→ **INFORMATION PROVIDED**:

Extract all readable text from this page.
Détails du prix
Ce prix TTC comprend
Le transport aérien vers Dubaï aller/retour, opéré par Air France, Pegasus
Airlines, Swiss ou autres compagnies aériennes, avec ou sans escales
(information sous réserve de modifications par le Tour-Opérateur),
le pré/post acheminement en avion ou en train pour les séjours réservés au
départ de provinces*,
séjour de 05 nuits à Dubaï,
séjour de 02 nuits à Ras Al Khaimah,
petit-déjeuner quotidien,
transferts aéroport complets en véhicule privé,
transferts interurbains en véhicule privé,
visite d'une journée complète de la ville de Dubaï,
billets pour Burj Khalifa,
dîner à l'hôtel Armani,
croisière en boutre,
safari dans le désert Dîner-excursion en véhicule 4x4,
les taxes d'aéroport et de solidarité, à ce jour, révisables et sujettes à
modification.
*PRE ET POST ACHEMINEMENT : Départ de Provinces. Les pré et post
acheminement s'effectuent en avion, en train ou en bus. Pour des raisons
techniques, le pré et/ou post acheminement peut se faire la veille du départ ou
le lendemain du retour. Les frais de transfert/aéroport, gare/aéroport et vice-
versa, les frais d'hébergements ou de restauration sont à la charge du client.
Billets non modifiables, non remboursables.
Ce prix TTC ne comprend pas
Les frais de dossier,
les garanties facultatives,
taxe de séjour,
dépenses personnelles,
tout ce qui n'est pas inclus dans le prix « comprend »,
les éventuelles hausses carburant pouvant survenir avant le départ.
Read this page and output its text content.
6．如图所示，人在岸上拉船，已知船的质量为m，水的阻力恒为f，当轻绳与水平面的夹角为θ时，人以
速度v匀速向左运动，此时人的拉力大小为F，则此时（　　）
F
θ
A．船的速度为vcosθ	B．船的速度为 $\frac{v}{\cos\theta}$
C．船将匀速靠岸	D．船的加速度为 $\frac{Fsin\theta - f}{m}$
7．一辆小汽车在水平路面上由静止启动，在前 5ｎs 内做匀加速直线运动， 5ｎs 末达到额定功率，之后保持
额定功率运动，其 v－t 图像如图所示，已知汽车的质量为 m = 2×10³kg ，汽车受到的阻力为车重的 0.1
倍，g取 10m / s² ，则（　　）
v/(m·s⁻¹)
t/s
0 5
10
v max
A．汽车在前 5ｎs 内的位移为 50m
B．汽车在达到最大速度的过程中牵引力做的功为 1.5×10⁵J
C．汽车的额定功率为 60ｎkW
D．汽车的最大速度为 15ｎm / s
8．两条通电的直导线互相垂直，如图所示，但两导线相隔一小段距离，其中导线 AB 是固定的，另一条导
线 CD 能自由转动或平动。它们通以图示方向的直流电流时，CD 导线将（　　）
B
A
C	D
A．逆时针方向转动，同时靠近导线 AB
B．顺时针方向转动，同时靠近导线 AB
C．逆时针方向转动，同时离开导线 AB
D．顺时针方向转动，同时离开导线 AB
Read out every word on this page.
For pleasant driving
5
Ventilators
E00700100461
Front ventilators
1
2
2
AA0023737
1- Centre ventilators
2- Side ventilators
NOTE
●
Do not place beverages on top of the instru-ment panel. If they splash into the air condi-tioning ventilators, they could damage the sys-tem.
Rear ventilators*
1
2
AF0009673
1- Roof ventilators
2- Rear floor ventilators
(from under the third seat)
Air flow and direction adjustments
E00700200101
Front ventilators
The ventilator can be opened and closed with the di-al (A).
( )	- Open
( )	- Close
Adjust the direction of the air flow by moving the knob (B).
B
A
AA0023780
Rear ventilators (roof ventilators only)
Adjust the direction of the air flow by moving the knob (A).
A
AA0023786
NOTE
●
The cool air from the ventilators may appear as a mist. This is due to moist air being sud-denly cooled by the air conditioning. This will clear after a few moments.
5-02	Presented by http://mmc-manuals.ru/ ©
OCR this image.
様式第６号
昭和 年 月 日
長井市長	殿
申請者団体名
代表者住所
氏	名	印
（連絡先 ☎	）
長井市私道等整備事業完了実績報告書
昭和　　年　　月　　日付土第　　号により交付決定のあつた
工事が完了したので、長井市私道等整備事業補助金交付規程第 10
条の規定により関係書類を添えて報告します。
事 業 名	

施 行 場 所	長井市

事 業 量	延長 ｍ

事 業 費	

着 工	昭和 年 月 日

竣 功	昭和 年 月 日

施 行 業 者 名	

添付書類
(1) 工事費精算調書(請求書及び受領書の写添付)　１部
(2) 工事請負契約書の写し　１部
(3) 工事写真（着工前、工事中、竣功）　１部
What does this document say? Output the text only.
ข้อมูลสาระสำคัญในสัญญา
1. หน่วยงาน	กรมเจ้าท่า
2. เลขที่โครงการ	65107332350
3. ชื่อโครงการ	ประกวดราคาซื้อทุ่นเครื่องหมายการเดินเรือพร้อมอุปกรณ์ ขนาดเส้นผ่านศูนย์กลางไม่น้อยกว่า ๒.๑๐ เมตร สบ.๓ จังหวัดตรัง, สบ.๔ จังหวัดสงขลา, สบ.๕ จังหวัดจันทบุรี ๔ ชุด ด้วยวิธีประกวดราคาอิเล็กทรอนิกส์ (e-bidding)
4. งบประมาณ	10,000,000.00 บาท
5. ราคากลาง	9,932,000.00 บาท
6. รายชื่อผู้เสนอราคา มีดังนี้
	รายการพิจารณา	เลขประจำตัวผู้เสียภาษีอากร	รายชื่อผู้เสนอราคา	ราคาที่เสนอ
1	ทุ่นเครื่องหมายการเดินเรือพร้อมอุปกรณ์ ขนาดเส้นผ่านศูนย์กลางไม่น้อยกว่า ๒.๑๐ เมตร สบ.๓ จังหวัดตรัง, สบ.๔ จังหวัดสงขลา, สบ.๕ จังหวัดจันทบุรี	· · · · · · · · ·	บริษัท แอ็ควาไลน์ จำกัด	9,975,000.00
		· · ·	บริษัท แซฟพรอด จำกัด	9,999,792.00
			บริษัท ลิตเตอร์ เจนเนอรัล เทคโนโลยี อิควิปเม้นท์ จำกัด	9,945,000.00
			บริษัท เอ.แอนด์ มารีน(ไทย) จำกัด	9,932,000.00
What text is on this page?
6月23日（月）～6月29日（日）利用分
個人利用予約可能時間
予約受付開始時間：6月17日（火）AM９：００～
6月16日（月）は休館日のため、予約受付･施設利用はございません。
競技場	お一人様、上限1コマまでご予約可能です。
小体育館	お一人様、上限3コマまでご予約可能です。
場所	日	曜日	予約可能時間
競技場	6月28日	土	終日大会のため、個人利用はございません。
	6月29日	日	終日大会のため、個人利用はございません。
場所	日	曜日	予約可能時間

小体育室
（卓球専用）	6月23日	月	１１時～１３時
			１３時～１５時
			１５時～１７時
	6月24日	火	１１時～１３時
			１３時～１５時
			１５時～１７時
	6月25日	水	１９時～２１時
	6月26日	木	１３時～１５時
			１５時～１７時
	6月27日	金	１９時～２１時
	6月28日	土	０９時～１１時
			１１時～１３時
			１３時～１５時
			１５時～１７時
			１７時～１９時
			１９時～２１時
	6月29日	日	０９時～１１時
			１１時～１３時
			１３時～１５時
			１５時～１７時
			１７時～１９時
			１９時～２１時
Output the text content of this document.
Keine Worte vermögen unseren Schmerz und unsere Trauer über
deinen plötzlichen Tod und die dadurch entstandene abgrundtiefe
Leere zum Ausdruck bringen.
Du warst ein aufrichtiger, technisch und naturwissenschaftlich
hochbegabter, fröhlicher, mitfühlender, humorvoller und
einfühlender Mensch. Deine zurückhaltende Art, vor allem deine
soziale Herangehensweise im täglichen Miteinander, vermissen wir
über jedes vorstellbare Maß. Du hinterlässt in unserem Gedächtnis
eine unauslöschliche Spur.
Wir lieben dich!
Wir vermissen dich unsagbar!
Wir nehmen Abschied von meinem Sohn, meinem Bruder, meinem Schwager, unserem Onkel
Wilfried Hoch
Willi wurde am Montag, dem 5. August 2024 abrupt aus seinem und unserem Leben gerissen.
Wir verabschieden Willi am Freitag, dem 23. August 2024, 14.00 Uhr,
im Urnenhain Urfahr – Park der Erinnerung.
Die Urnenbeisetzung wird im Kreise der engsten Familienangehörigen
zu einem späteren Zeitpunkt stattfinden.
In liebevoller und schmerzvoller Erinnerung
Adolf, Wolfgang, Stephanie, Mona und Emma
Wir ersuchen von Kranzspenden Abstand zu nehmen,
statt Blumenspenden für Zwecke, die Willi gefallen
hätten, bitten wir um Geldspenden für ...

→ **OBJECTIVE**: Some lines of the data above may hold the word "同时离开导线"; report how many do, and nothing else.

→ **ANSWER TO THIS EXERCISE**: 2